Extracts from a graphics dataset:
+ + +
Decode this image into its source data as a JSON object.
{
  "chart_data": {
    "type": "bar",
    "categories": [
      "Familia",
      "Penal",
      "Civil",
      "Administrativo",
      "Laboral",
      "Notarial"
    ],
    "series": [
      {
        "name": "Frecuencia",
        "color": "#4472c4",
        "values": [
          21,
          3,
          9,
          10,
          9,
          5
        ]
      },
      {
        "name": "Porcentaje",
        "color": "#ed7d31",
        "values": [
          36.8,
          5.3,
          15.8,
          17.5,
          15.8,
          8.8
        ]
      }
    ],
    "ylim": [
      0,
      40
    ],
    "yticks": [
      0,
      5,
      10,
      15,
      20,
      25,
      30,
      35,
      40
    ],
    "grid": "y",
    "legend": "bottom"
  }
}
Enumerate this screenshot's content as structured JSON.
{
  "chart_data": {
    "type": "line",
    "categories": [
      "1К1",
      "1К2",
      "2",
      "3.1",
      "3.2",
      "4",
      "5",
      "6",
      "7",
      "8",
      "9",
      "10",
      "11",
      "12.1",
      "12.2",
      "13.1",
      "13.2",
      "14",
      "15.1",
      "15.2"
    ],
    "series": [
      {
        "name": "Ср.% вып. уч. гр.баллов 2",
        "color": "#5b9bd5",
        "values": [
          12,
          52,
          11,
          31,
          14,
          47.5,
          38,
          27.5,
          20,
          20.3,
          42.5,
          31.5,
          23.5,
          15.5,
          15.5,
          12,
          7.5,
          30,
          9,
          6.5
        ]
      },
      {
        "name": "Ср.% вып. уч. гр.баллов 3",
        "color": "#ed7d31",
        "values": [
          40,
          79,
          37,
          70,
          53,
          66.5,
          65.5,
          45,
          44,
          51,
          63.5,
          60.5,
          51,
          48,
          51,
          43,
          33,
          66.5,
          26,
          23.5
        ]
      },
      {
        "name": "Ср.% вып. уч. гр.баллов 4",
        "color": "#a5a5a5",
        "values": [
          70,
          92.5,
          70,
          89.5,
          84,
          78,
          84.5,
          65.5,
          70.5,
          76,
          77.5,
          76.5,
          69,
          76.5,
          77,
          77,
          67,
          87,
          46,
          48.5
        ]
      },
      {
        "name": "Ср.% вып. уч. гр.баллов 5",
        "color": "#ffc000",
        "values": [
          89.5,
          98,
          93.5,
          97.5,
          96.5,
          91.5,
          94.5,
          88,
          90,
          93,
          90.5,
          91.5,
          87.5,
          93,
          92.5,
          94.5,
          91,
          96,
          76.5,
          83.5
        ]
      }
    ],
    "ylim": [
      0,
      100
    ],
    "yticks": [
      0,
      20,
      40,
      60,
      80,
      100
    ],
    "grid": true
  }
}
+ + +
JOB:
Check every line of the records above for the string "JSON" and say how many contain it, giving the number alone.

EXPECTED ANSWER:
2